• _TASK OBJECTIVE_
Scan the material that follows. Copy every line containing the word "title".

• _RECORDS_

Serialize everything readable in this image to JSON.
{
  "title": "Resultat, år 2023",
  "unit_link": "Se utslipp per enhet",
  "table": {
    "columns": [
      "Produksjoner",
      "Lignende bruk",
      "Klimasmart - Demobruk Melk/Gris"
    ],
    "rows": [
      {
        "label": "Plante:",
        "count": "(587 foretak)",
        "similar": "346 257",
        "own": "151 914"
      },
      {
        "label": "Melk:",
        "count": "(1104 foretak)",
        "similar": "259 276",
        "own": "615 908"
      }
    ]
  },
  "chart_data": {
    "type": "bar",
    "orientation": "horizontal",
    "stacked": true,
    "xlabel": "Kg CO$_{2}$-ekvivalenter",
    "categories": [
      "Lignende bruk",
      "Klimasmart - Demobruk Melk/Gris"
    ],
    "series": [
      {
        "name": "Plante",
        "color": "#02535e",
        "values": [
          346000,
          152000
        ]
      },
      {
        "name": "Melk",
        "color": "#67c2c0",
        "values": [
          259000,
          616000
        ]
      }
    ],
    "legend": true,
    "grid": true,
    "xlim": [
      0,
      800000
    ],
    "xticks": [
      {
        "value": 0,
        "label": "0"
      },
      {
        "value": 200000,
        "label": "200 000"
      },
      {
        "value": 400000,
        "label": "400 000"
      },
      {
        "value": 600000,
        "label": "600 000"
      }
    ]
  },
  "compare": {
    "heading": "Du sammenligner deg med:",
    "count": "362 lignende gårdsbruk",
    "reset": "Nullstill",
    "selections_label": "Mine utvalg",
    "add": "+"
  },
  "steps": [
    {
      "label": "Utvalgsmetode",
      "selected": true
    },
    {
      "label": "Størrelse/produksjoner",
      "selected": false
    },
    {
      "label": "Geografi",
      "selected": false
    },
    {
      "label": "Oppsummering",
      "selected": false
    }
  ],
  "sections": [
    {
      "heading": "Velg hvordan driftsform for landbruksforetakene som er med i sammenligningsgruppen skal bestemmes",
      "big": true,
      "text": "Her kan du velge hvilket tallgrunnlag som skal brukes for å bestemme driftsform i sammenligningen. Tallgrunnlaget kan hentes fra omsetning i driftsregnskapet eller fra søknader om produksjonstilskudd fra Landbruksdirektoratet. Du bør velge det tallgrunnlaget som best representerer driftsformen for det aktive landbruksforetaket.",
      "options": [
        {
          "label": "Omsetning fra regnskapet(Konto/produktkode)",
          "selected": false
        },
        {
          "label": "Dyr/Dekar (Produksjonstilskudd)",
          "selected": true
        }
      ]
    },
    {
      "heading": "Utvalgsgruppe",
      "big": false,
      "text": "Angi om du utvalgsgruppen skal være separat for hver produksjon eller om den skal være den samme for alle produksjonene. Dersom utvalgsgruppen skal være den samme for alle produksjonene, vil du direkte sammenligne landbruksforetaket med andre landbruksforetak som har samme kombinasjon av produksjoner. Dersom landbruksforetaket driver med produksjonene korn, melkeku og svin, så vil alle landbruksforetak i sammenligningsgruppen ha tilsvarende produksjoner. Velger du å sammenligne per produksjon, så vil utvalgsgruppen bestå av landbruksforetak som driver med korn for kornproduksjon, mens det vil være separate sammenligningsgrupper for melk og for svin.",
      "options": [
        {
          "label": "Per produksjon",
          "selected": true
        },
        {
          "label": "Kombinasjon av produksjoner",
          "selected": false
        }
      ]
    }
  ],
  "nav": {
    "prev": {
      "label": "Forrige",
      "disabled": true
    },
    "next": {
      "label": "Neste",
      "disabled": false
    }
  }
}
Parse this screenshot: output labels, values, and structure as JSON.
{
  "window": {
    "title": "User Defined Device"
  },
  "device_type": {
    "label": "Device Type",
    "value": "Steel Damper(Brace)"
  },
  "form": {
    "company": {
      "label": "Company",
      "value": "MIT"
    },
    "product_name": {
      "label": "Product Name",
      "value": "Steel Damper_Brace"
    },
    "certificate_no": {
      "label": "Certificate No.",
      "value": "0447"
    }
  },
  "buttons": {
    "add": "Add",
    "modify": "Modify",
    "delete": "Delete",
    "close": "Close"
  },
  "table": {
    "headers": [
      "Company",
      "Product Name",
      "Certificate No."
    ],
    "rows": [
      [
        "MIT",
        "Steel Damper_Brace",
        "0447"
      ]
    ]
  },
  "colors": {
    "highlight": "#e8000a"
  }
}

• _SOLUTION FOR THIS TASK_
  "title": "Resultat, år 2023",
    "title": "User Defined Device"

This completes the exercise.